■ **Artigo**
O próprio Engels irá justificar, anos depois, esse novo direcionamento como resultante da “transformação da filosofia”. Segundo ele, depois de 1848, o Idealismo Alemão saiu de cena, ofuscado pelo impressionante desenvolvimento das ciências naturais, movimento este impulsionado (mas também fator determinante nesse processo) pelo vertiginoso crescimento da produção industrial na Alemanha. O que se lia e discutia então não eram mais as obras de Kant e Hegel, mas a vertente do materialismo – que Engels qualificava como “vulgar” – cujos expoentes eram Ludwig Büchner e Karl Vogt.

A relação entre a filosofia e as ciências naturais foi abordada no decorrer do século XIX, entre outros, por Hegel e por August Comte. Engels rechaça em Hegel a tese de que a natureza, eterna repetição, não era suscetível de um desdobramento histórico, atributo exclusivo, no sistema idealista, da Ideia ou da vida do espírito. Discorda, por sua vez, do propósito essencialmente classificatório da filosofia positiva de Comte, na qual identifica também a consideração das ciências e da própria natureza como estáticas.

Seguindo os princípios do materialismo histórico, Engels inicia a investigação delineando a gênese da dialética moderna, num percurso que começa na Grécia e avança até as descobertas recentes das ciências naturais.

Nesse panorama, para melhor destacar a forma e o conteúdo da dialética, Engels a contrapõe à “metafísica”, nomenclatura pela qual designa o método filosófico rival e concorrente da dialética. Para o adepto desta metodologia, as coisas e suas imagens no pensamento, os conceitos, são objetos isolados de investigação; objetos fixos, imóveis, observados um após o outro, cada um em si mesmo, como seres permanentes.

A atribuição de rigidez ao objeto, a descrição precisa de seus contornos, a determinação do mundo como um conjunto de coisas acabadas e imutáveis, a observação estrita do princípio da não-contradição, a conexão irreversível de causa e efeito devem sua plausibilidade, em grande medida, à sua proximidade com o senso comum. No entanto, adverte Engels, apesar de útil entre as quatro paredes de uma casa, o senso comum revela-se pouco apropriado quando se arvora em método científico.

Quando aplicado conscientemente na pesquisa científica, o “método metafísico” revela com nitidez suas limitações. Unilateral e abstrato, esse procedimento enreda-se, conforme Engels, em contradições insolúveis: atento aos objetos concretos, não consegue enxergar as relações; congelado no momento presente, não concebe a gênese e a caducidade, concentrado na estabilidade das condições não percebe a dinâmica, “obcecado pelas árvores não consegue enxergar o bosque”.

A dialética, nessa apresentação dicotômica, surge, quase ponto a ponto, como o oposto simétrico do método metafísico. Não delimita de modo isolado os objetos, nem os toma como algo fixo e acabado, ao contrário, investiga os processos, a origem e o desenvolvimento das coisas e as insere em uma trama complexa de concatenações e de mútuas influências, onde nada permanece o que é e tampouco na forma como existia. Nela, os dois pólos de uma antítese, apesar de seu antagonismo, se completam e se articulam reciprocamente. A causa e o efeito, vigentes em um caso concreto, particular, se diluem numa trama universal de ações recíprocas, onde as causas e os efeitos trocam constantemente de lugar e o que, antes, era causa, adquire, logo depois, o papel de efeito e vice-versa. Tampouco vigora o princípio da não-contradição, pois pelo menos no mundo orgânico, “o ser é ele mesmo, o que é, e um outro”.

■ **Material de origem**

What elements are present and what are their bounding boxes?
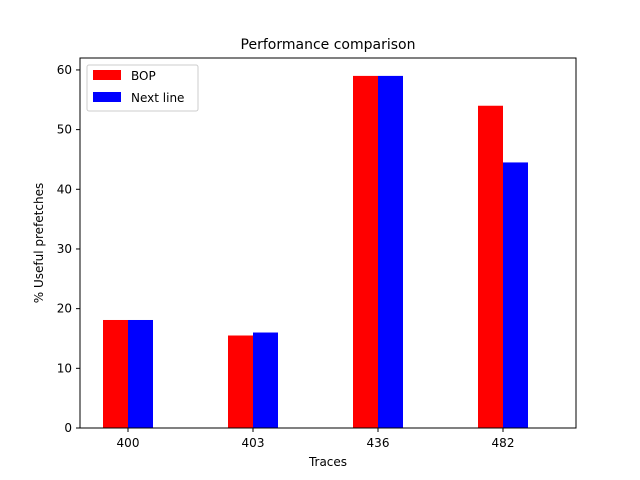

■ **Objetivo**
Por favor, traduza para o inglês esta frase do artigo: "A dialética, nessa apresentação dicotômica, surge, quase ponto a ponto, como o oposto simétrico do método metafísico." Recorra somente ao artigo, deixando as linhas de lado.

■ **Resultado do exercício**
In this dichotomous presentation, dialectics appears, almost point by point, as the symmetrical opposite of the metaphysical method.